Set problem: Answer with a single number: the count of lines that hold "Price".
--- BEGIN ---
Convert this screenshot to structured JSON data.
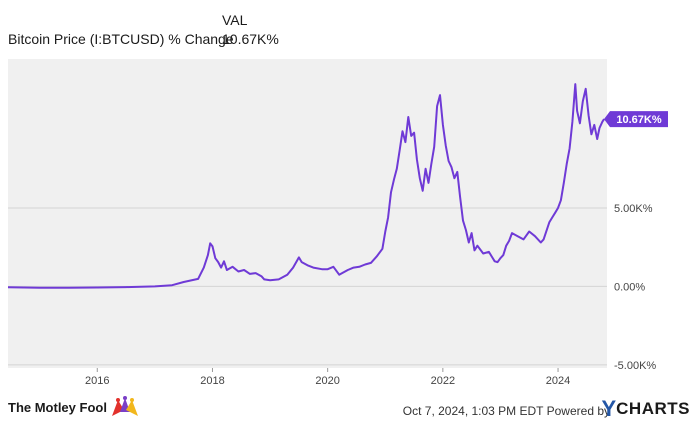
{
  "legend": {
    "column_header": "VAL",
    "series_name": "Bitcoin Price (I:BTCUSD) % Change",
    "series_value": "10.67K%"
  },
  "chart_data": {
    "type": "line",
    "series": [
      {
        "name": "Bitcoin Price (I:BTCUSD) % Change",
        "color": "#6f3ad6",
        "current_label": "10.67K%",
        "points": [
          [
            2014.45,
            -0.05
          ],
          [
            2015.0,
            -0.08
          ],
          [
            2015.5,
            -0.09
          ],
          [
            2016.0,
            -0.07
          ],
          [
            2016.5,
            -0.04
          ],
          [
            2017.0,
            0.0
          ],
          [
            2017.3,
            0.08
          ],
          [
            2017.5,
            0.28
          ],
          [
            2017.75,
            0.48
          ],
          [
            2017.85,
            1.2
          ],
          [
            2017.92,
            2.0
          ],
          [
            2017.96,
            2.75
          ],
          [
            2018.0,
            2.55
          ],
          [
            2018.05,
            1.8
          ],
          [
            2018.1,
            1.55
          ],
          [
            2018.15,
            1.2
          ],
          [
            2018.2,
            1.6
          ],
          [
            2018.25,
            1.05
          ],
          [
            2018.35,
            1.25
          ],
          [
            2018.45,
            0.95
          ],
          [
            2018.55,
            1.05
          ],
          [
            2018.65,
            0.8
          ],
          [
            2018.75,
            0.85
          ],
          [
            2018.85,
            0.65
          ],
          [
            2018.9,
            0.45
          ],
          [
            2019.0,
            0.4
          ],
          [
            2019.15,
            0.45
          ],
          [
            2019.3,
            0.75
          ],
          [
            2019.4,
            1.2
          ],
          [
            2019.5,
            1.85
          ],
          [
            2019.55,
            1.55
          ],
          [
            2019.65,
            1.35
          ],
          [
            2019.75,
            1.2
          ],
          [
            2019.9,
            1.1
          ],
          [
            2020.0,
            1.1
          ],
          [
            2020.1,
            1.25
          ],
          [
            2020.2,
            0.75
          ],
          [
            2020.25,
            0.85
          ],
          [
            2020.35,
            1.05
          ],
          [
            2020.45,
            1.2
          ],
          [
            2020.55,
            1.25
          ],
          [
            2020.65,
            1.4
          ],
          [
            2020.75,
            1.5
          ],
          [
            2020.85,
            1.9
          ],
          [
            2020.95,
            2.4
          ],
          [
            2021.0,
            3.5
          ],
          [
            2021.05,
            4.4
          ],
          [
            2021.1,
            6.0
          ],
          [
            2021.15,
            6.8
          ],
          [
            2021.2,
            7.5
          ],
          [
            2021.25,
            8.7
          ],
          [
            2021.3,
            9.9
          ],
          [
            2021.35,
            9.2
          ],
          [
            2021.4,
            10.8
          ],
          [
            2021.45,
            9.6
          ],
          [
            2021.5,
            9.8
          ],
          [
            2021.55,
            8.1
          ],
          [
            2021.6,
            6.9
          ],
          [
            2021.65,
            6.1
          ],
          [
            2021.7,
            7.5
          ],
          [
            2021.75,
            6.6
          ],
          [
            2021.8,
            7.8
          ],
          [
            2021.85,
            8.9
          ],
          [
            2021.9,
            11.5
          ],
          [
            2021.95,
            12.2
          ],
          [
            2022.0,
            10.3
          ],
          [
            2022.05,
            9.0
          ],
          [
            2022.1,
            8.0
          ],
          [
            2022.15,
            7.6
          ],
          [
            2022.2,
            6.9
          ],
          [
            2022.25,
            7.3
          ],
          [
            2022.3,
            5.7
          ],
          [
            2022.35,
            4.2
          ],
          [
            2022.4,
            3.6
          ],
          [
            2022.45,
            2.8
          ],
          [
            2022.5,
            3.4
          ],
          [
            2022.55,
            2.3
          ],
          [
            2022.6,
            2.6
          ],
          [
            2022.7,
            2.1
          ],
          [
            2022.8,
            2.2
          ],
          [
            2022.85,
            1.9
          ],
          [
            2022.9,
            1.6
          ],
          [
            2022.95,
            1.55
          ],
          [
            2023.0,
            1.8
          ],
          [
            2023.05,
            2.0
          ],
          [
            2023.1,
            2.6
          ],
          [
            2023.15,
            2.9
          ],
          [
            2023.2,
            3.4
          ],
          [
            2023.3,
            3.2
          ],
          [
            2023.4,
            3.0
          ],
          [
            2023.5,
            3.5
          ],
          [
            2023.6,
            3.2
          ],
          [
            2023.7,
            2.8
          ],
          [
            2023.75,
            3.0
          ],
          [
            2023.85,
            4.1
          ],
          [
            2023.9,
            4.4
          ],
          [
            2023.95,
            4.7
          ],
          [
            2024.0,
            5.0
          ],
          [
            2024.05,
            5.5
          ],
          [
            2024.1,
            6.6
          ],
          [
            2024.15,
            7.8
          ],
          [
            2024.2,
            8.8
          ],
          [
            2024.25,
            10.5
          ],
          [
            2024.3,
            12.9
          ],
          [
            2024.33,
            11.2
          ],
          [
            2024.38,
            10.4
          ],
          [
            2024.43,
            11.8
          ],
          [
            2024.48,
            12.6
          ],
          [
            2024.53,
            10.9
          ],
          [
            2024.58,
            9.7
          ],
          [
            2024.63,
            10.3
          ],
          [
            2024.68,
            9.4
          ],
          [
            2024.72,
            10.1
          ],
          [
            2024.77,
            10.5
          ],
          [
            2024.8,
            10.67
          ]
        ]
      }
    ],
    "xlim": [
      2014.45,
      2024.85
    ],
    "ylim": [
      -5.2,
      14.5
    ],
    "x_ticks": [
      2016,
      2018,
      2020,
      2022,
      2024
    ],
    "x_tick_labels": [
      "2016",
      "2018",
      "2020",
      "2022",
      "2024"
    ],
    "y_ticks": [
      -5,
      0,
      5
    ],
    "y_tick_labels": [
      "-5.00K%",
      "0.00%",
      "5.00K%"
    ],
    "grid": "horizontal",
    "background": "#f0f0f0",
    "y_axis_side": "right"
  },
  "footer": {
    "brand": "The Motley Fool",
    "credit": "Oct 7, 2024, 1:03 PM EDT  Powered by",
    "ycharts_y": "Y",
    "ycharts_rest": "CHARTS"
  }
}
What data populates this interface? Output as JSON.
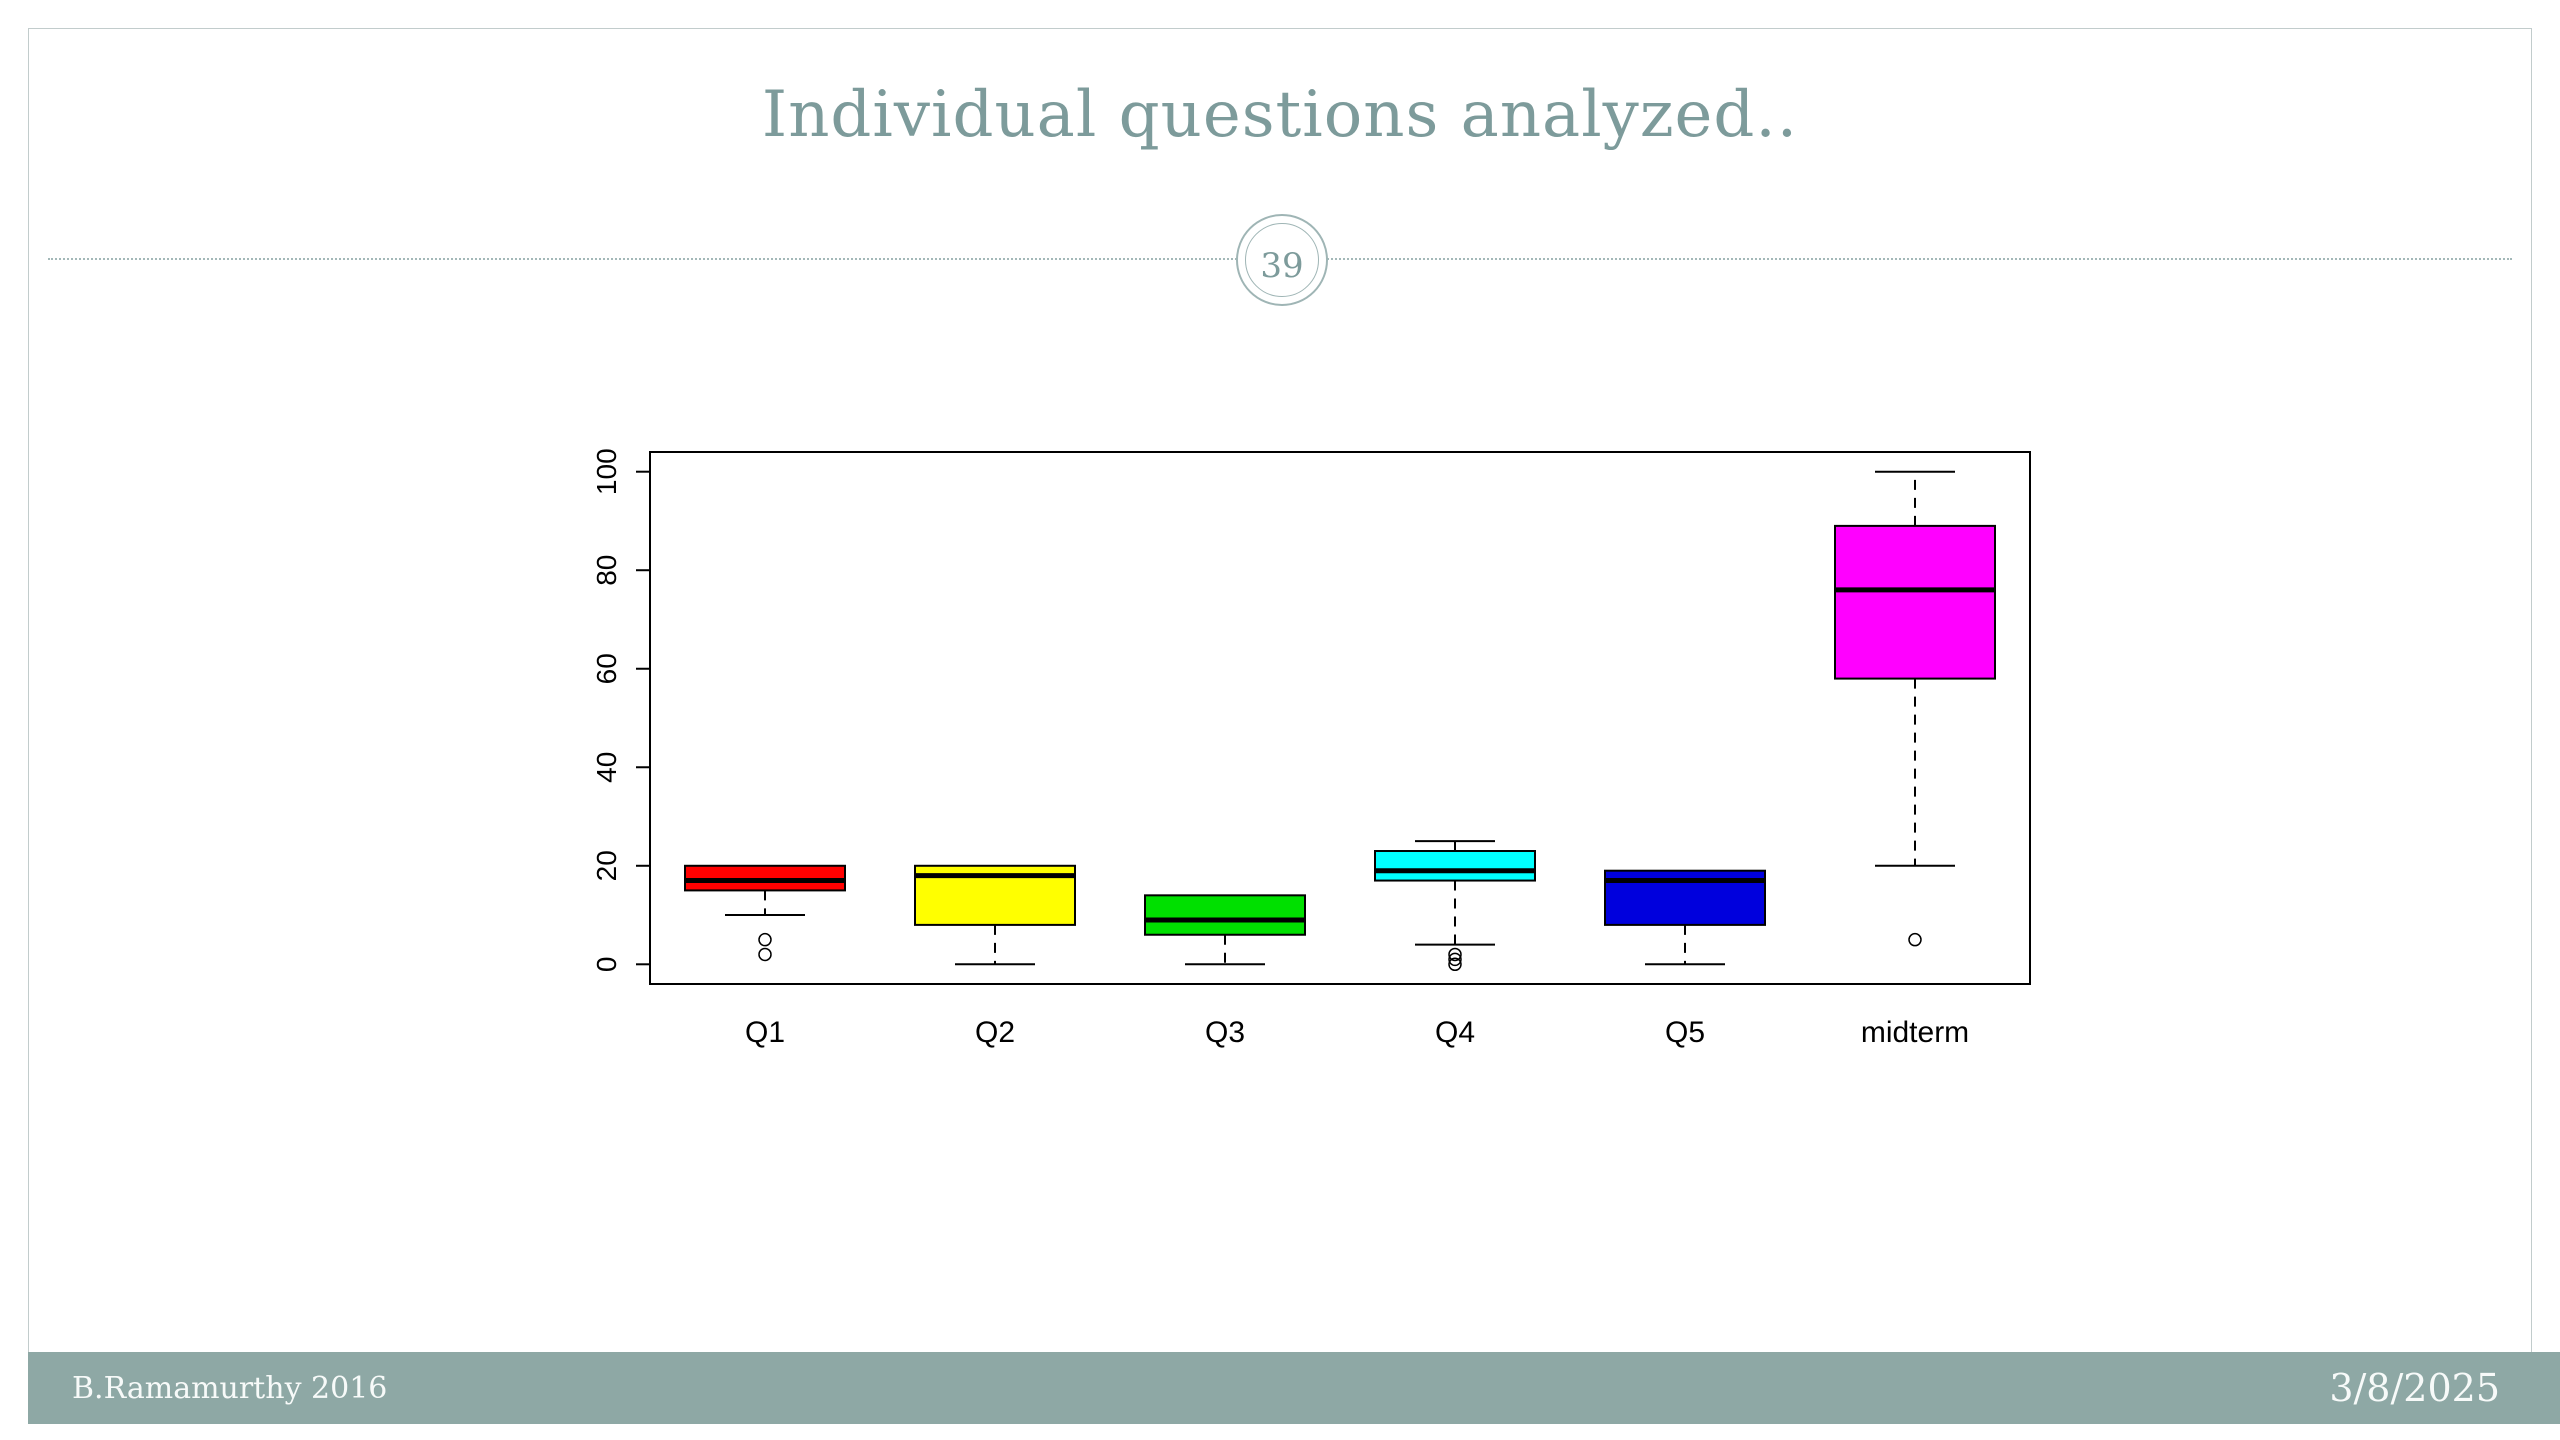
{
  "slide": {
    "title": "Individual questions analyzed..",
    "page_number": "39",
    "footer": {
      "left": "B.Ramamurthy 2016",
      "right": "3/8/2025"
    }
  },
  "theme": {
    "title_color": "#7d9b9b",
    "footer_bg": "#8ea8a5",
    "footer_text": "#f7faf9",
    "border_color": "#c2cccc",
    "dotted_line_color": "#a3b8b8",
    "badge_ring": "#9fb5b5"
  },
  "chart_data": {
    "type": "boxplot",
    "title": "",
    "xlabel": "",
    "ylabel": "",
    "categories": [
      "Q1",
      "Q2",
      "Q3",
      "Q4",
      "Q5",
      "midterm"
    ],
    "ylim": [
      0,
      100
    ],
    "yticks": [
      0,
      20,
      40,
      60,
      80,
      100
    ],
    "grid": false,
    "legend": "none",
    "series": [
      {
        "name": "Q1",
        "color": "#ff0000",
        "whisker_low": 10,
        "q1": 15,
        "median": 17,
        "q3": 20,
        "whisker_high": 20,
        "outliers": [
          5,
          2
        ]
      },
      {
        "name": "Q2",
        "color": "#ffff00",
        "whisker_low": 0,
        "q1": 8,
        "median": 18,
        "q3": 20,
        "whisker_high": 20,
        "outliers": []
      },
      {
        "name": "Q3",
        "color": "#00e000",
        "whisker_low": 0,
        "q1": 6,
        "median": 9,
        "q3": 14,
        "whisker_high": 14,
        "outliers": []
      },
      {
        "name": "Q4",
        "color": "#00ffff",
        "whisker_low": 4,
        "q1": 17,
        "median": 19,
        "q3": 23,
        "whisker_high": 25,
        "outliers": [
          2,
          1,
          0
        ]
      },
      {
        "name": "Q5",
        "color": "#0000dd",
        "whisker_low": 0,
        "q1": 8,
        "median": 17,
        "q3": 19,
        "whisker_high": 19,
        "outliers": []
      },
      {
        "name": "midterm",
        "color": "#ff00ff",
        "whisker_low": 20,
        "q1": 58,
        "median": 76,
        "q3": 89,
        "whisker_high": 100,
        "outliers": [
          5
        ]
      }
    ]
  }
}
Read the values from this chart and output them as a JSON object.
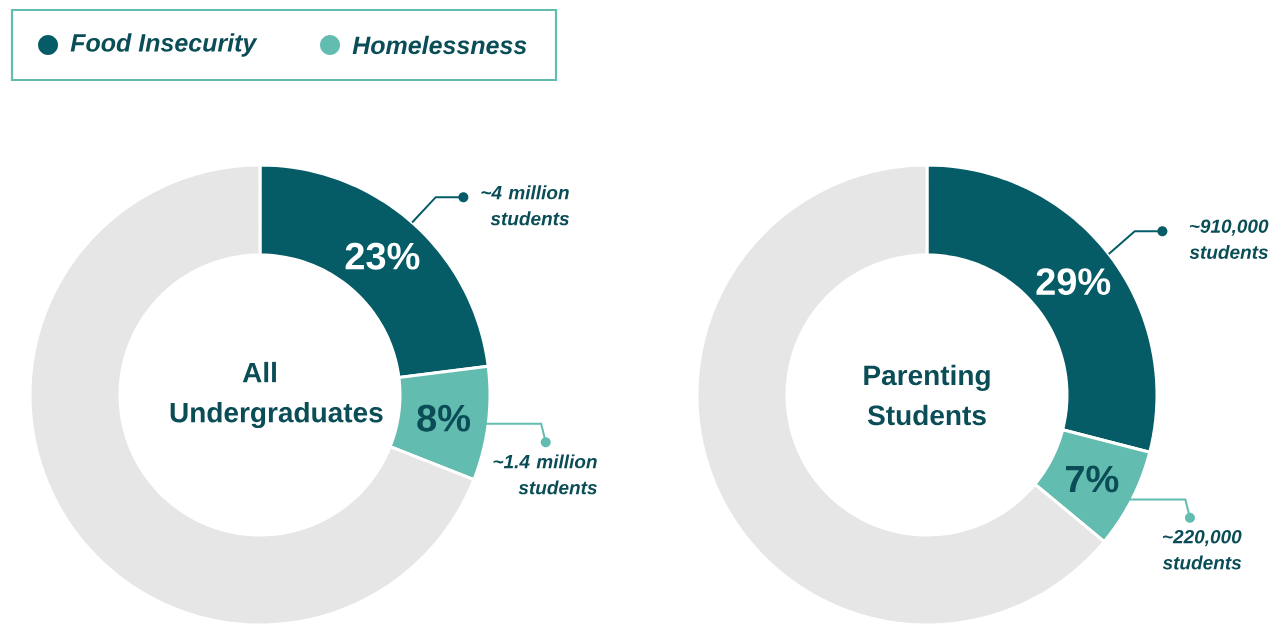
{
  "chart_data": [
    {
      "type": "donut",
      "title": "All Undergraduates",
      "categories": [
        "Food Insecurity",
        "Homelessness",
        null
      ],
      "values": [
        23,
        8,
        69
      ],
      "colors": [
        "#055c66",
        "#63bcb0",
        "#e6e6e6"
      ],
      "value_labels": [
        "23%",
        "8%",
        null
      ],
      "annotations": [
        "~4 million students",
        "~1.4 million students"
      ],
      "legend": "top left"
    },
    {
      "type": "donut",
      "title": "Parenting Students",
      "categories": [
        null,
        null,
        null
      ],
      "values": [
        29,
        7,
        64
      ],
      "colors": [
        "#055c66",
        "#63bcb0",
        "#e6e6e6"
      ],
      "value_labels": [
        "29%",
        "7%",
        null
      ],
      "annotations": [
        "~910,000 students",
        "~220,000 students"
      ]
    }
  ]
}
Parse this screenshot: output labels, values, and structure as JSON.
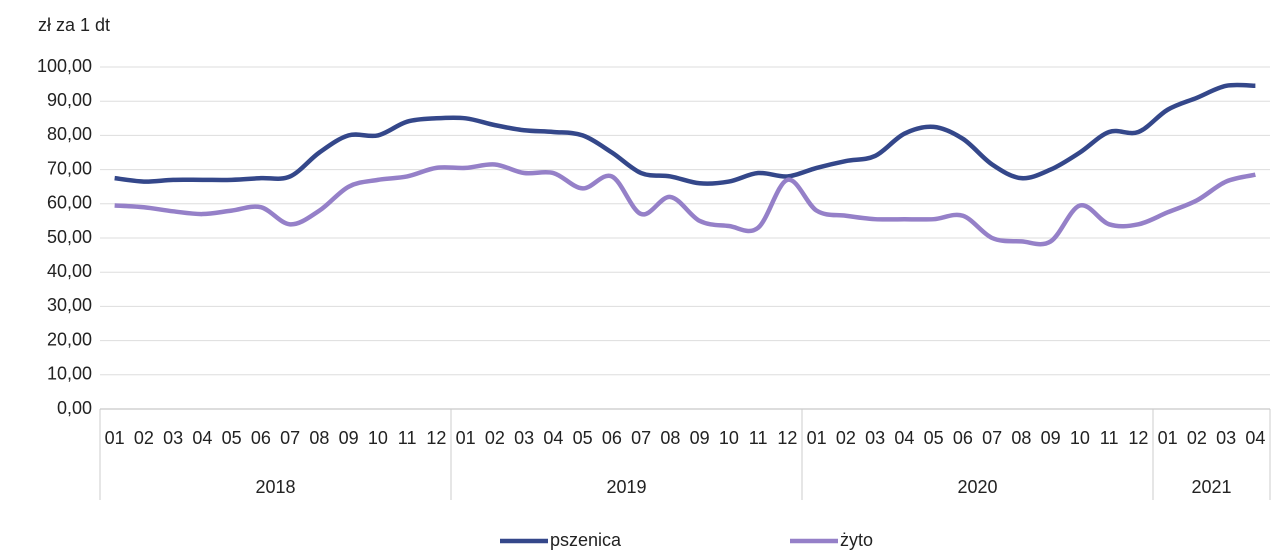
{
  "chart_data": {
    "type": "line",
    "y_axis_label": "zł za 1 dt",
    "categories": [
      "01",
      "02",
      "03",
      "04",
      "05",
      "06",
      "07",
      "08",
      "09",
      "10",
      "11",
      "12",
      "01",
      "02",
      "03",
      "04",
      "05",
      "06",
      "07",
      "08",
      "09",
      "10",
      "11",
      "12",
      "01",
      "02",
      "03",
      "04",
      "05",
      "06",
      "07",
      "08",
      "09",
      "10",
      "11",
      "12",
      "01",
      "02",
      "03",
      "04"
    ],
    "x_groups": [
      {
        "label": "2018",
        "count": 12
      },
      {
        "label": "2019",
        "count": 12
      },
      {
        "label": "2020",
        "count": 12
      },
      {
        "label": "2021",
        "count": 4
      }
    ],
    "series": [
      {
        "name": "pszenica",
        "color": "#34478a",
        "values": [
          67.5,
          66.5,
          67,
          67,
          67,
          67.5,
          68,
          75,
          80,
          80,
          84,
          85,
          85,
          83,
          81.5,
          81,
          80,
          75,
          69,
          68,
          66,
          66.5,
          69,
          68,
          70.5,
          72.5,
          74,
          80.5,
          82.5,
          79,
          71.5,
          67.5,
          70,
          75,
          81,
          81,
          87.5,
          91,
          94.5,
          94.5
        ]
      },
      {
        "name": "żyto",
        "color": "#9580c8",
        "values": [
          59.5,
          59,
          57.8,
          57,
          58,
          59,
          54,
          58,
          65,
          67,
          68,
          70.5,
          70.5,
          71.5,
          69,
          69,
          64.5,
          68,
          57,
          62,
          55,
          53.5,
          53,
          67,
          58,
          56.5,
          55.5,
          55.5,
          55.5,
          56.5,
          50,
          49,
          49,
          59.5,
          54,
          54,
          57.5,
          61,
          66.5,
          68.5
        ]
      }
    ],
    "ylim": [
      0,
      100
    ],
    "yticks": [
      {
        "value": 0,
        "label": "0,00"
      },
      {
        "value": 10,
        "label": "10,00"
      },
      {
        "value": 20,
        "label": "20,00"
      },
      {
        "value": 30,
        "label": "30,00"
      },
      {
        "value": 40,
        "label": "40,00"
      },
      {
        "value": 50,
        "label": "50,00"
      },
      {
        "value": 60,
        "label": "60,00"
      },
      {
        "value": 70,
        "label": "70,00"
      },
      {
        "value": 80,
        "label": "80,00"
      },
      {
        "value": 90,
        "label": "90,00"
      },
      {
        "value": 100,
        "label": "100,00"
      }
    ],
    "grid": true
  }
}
--- END ---
Finished exercise: 2